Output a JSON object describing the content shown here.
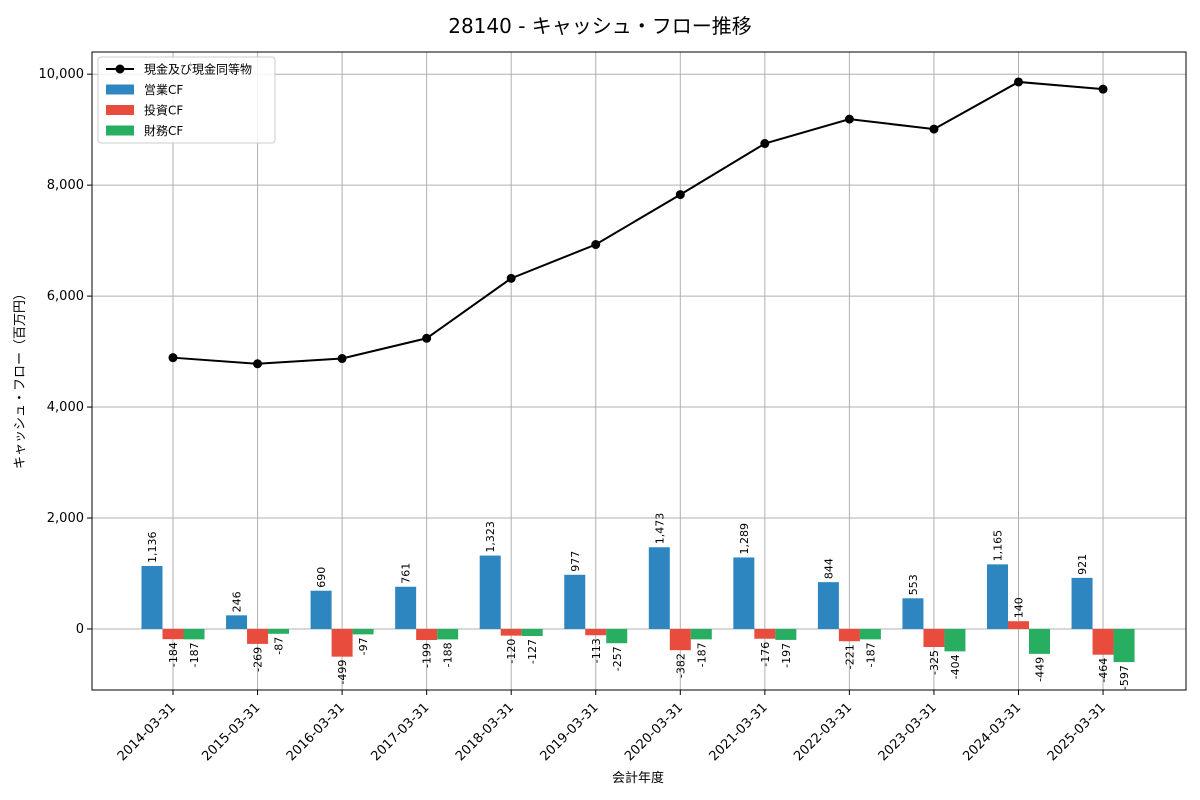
{
  "chart_data": {
    "type": "bar",
    "title": "28140 - キャッシュ・フロー推移",
    "xlabel": "会計年度",
    "ylabel": "キャッシュ・フロー（百万円）",
    "ylim": [
      -1100,
      10400
    ],
    "yticks": [
      0,
      2000,
      4000,
      6000,
      8000,
      10000
    ],
    "ytick_labels": [
      "0",
      "2,000",
      "4,000",
      "6,000",
      "8,000",
      "10,000"
    ],
    "grid": true,
    "legend_position": "top-left",
    "categories": [
      "2014-03-31",
      "2015-03-31",
      "2016-03-31",
      "2017-03-31",
      "2018-03-31",
      "2019-03-31",
      "2020-03-31",
      "2021-03-31",
      "2022-03-31",
      "2023-03-31",
      "2024-03-31",
      "2025-03-31"
    ],
    "series": [
      {
        "name": "営業CF",
        "kind": "bar",
        "color": "#2e86c1",
        "values": [
          1136,
          246,
          690,
          761,
          1323,
          977,
          1473,
          1289,
          844,
          553,
          1165,
          921
        ],
        "labels": [
          "1,136",
          "246",
          "690",
          "761",
          "1,323",
          "977",
          "1,473",
          "1,289",
          "844",
          "553",
          "1,165",
          "921"
        ]
      },
      {
        "name": "投資CF",
        "kind": "bar",
        "color": "#e74c3c",
        "values": [
          -184,
          -269,
          -499,
          -199,
          -120,
          -113,
          -382,
          -176,
          -221,
          -325,
          140,
          -464
        ],
        "labels": [
          "-184",
          "-269",
          "-499",
          "-199",
          "-120",
          "-113",
          "-382",
          "-176",
          "-221",
          "-325",
          "140",
          "-464"
        ]
      },
      {
        "name": "財務CF",
        "kind": "bar",
        "color": "#27ae60",
        "values": [
          -187,
          -87,
          -97,
          -188,
          -127,
          -257,
          -187,
          -197,
          -187,
          -404,
          -449,
          -597
        ],
        "labels": [
          "-187",
          "-87",
          "-97",
          "-188",
          "-127",
          "-257",
          "-187",
          "-197",
          "-187",
          "-404",
          "-449",
          "-597"
        ]
      },
      {
        "name": "現金及び現金同等物",
        "kind": "line",
        "color": "#000000",
        "values": [
          4890,
          4780,
          4875,
          5240,
          6320,
          6930,
          7830,
          8750,
          9190,
          9010,
          9860,
          9730
        ]
      }
    ]
  }
}
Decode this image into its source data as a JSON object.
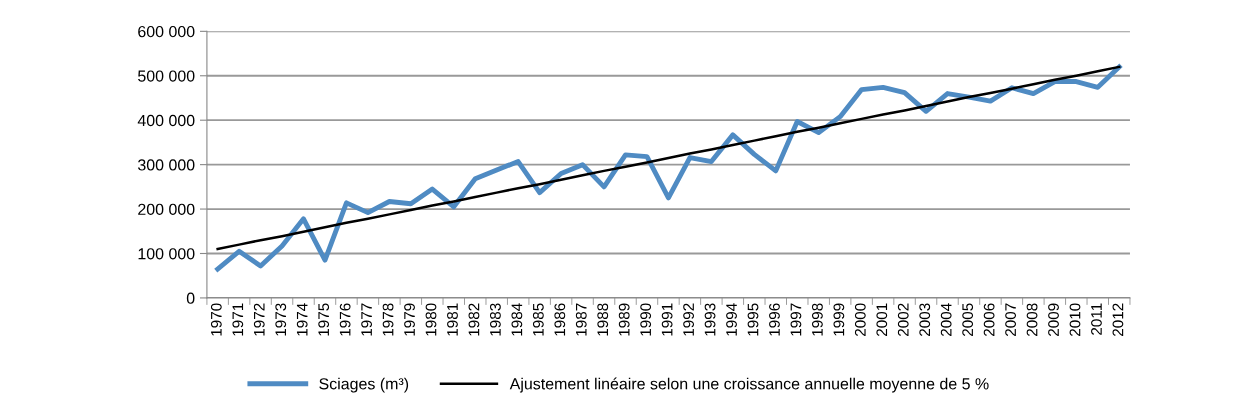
{
  "chart_data": {
    "type": "line",
    "categories": [
      "1970",
      "1971",
      "1972",
      "1973",
      "1974",
      "1975",
      "1976",
      "1977",
      "1978",
      "1979",
      "1980",
      "1981",
      "1982",
      "1983",
      "1984",
      "1985",
      "1986",
      "1987",
      "1988",
      "1989",
      "1990",
      "1991",
      "1992",
      "1993",
      "1994",
      "1995",
      "1996",
      "1997",
      "1998",
      "1999",
      "2000",
      "2001",
      "2002",
      "2003",
      "2004",
      "2005",
      "2006",
      "2007",
      "2008",
      "2009",
      "2010",
      "2011",
      "2012"
    ],
    "series": [
      {
        "name": "Sciages (m³)",
        "color": "#4f8bc3",
        "values": [
          65000,
          105000,
          72000,
          117000,
          178000,
          85000,
          214000,
          192000,
          217000,
          212000,
          245000,
          205000,
          268000,
          288000,
          307000,
          237000,
          280000,
          300000,
          250000,
          322000,
          318000,
          225000,
          316000,
          307000,
          367000,
          323000,
          286000,
          397000,
          372000,
          408000,
          469000,
          474000,
          462000,
          420000,
          460000,
          452000,
          443000,
          473000,
          460000,
          487000,
          487000,
          474000,
          520000
        ]
      },
      {
        "name": "Ajustement linéaire selon une croissance annuelle moyenne de 5 %",
        "color": "#000000",
        "type": "line",
        "values": [
          110000,
          120000,
          130000,
          139000,
          149000,
          159000,
          169000,
          178000,
          188000,
          198000,
          208000,
          217000,
          227000,
          237000,
          247000,
          256000,
          266000,
          276000,
          286000,
          295000,
          305000,
          315000,
          325000,
          334000,
          344000,
          354000,
          364000,
          374000,
          383000,
          393000,
          403000,
          413000,
          422000,
          432000,
          442000,
          452000,
          461000,
          471000,
          481000,
          491000,
          500000,
          510000,
          520000
        ]
      }
    ],
    "ylim": [
      0,
      600000
    ],
    "yticks": [
      0,
      {
        "value": 100000,
        "label": "100 000"
      },
      {
        "value": 200000,
        "label": "200 000"
      },
      {
        "value": 300000,
        "label": "300 000"
      },
      {
        "value": 400000,
        "label": "400 000"
      },
      {
        "value": 500000,
        "label": "500 000"
      },
      {
        "value": 600000,
        "label": "600 000"
      }
    ],
    "grid": "y",
    "legend": "bottom",
    "marker": "none",
    "line_style": "solid"
  }
}
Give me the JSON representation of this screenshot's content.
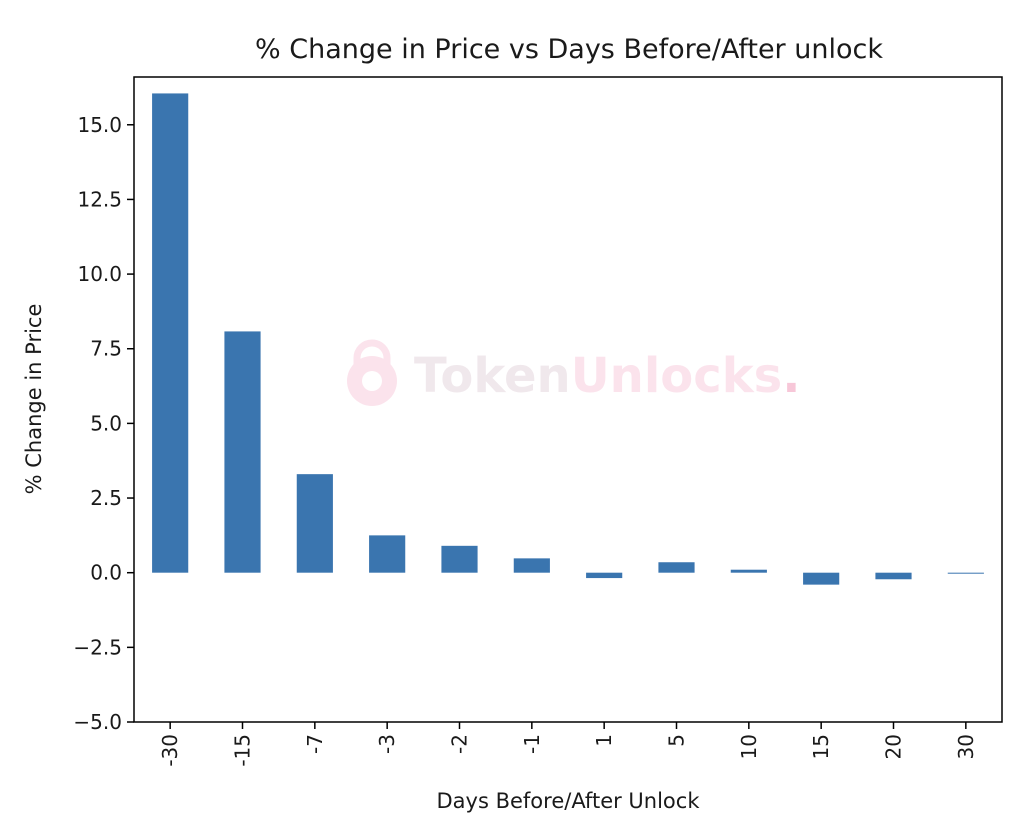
{
  "chart_data": {
    "type": "bar",
    "title": "% Change in Price vs Days Before/After unlock",
    "xlabel": "Days Before/After Unlock",
    "ylabel": "% Change in Price",
    "categories": [
      "-30",
      "-15",
      "-7",
      "-3",
      "-2",
      "-1",
      "1",
      "5",
      "10",
      "15",
      "20",
      "30"
    ],
    "values": [
      16.05,
      8.08,
      3.3,
      1.25,
      0.9,
      0.48,
      -0.18,
      0.35,
      0.1,
      -0.4,
      -0.22,
      -0.03
    ],
    "ylim": [
      -5.0,
      16.6
    ],
    "yticks": [
      -5.0,
      -2.5,
      0.0,
      2.5,
      5.0,
      7.5,
      10.0,
      12.5,
      15.0
    ],
    "ytick_labels": [
      "−5.0",
      "−2.5",
      "0.0",
      "2.5",
      "5.0",
      "7.5",
      "10.0",
      "12.5",
      "15.0"
    ],
    "bar_color": "#3a75af",
    "grid": false,
    "legend": false,
    "xtick_rotation": "vertical"
  },
  "watermark": {
    "text_dark": "Token",
    "text_light": "Unlocks",
    "dot": ".",
    "color_dark": "#f0e8ec",
    "color_light": "#fbe3ec",
    "icon": "lock-icon"
  }
}
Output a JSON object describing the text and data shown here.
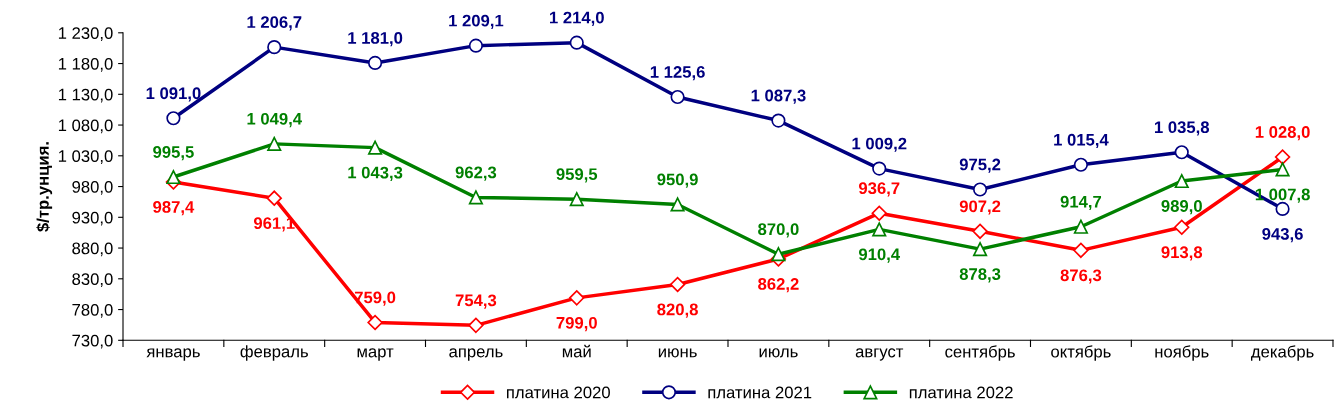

******************************

▶ _Challenge_: Which lines hold the string "shown"? Copy all of them from the data above.

▶ _Written reply_:
Output a JSON object describing the content shown here.
Output a JSON object describing the text and data shown here.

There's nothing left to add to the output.